• Work to do:
Copy each line below in which the word "Fancy" occurs.

• Given data:
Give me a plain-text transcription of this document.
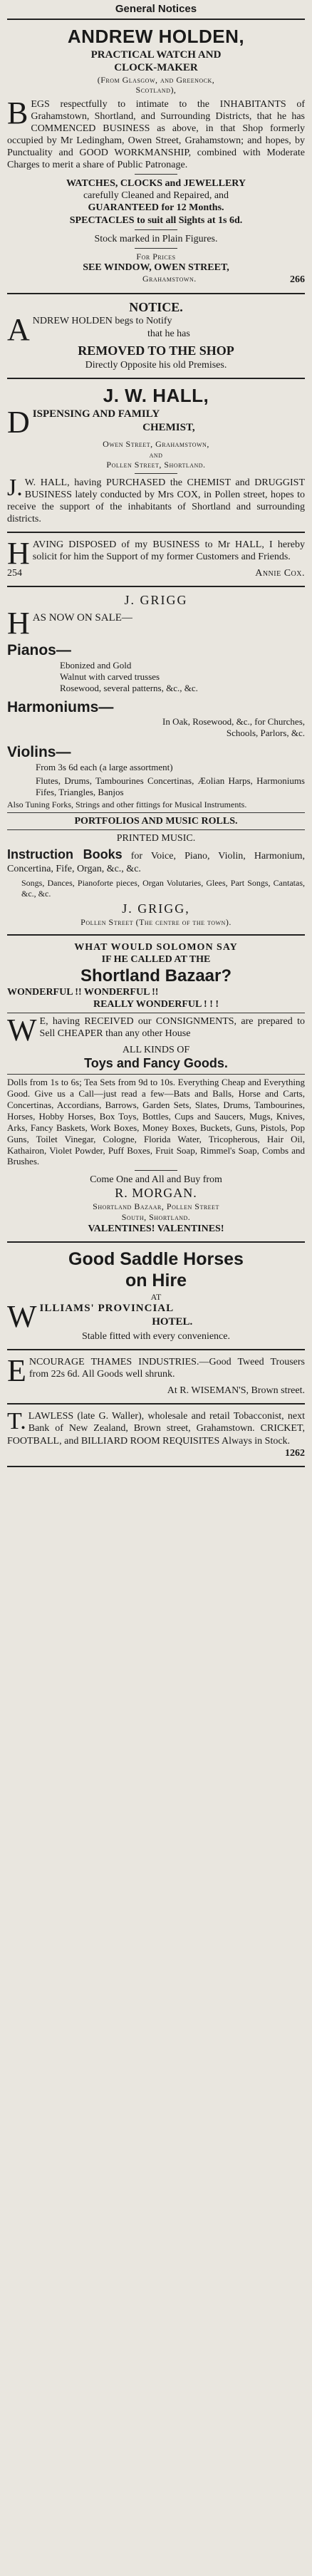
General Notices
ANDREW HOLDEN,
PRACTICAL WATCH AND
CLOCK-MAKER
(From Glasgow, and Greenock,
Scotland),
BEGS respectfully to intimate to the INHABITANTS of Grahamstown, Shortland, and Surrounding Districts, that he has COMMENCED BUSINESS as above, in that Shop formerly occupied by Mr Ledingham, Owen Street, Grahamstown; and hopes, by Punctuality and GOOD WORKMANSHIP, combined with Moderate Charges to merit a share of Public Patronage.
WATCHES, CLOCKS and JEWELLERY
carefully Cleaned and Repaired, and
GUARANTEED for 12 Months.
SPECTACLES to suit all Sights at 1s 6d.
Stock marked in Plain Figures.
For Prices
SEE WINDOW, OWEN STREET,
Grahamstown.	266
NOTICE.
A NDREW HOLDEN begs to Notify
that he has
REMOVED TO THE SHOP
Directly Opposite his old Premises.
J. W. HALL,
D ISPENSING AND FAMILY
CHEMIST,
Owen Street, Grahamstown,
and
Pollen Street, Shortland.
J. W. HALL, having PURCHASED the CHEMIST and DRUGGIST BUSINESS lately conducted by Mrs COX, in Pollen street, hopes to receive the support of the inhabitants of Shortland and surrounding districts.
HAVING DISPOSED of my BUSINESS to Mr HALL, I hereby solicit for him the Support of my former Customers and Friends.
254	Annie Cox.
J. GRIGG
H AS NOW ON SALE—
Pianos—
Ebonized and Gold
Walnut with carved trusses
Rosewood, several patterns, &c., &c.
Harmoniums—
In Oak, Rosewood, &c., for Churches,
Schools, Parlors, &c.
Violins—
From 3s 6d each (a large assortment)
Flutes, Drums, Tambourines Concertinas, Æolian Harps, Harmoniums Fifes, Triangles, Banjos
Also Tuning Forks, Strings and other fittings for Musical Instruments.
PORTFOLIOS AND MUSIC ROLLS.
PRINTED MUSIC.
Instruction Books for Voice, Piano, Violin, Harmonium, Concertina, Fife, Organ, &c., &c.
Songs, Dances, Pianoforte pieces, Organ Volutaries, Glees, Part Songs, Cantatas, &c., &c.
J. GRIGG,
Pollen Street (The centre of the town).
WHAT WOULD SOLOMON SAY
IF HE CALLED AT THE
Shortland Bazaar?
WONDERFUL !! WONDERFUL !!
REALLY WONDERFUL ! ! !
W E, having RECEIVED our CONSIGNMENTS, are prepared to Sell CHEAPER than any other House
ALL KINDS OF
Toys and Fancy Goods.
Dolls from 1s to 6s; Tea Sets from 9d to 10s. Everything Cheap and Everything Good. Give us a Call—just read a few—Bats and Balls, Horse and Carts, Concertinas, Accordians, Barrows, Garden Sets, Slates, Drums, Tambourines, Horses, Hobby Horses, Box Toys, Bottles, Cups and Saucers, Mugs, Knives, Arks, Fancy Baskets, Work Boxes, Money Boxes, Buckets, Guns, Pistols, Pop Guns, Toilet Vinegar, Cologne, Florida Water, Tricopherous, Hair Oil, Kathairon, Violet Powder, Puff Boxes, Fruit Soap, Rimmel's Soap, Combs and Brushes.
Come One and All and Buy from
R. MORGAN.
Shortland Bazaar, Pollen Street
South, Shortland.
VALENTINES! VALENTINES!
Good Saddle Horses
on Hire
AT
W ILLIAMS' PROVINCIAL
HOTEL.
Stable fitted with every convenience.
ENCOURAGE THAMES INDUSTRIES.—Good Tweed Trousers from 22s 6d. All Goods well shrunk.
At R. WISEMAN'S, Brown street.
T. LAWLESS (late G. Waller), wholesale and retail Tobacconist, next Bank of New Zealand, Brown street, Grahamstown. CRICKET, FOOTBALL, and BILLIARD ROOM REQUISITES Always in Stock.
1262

---

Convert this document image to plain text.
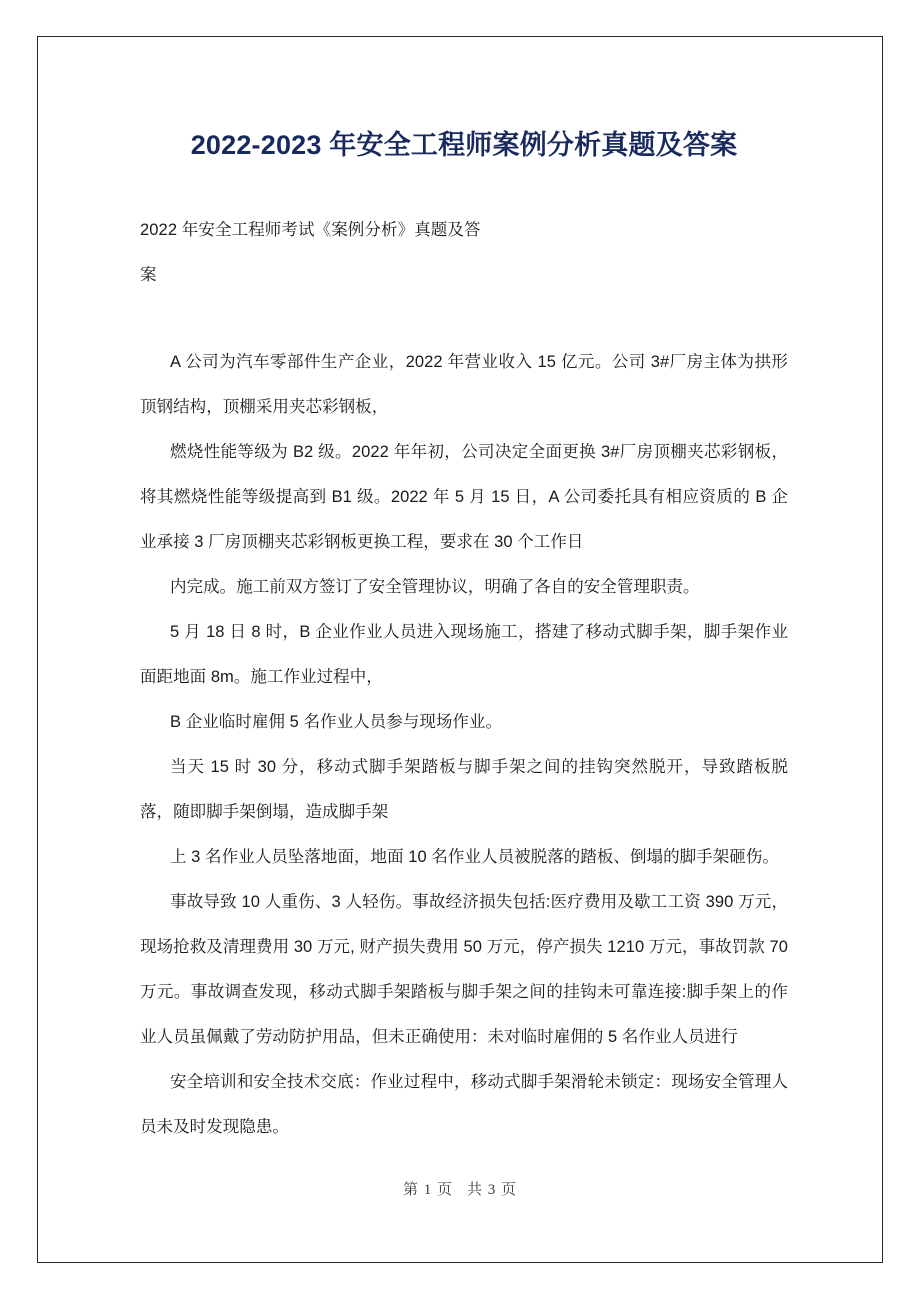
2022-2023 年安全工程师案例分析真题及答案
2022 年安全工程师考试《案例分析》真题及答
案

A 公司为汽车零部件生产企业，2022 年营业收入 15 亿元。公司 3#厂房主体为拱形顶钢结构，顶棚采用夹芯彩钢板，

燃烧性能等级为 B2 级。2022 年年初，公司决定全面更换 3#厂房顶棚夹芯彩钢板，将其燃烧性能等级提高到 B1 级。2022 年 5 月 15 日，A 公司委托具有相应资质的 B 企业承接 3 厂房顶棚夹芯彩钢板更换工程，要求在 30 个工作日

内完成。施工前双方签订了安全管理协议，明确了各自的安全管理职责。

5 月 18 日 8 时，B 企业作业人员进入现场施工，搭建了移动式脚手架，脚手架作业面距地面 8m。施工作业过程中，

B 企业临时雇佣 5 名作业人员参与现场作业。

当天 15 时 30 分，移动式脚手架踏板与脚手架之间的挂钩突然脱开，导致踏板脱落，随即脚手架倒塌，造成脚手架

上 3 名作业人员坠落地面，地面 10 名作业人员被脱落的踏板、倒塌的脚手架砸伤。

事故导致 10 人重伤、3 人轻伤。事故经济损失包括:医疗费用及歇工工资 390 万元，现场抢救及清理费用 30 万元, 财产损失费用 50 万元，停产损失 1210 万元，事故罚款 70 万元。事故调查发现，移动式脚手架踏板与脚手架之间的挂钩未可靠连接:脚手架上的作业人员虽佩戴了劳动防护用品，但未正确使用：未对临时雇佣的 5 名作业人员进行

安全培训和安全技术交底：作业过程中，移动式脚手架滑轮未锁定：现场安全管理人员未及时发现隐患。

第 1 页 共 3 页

==

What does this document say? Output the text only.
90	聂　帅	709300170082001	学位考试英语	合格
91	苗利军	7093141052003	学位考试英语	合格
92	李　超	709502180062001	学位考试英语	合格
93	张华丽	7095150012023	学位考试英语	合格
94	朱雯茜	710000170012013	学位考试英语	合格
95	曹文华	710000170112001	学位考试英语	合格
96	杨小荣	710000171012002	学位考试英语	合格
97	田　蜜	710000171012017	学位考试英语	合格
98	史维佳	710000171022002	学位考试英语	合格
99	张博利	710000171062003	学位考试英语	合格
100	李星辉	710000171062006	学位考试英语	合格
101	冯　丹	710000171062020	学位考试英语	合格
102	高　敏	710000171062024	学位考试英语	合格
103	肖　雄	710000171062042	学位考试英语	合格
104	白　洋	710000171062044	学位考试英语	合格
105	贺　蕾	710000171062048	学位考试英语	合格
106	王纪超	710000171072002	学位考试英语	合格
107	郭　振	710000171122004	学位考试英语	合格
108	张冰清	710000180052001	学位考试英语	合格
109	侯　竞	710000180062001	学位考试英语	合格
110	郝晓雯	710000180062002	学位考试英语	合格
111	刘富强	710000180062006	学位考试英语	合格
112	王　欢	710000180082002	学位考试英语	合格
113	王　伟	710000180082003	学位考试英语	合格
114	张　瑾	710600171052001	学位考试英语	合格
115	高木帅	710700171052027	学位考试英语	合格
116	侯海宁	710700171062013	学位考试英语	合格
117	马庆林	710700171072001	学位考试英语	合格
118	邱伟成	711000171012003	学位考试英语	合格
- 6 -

• Result of this task:
Toys and Fancy Goods.
Dolls from 1s to 6s; Tea Sets from 9d to 10s. Everything Cheap and Everything Good. Give us a Call—just read a few—Bats and Balls, Horse and Carts, Concertinas, Accordians, Barrows, Garden Sets, Slates, Drums, Tambourines, Horses, Hobby Horses, Box Toys, Bottles, Cups and Saucers, Mugs, Knives, Arks, Fancy Baskets, Work Boxes, Money Boxes, Buckets, Guns, Pistols, Pop Guns, Toilet Vinegar, Cologne, Florida Water, Tricopherous, Hair Oil, Kathairon, Violet Powder, Puff Boxes, Fruit Soap, Rimmel's Soap, Combs and Brushes.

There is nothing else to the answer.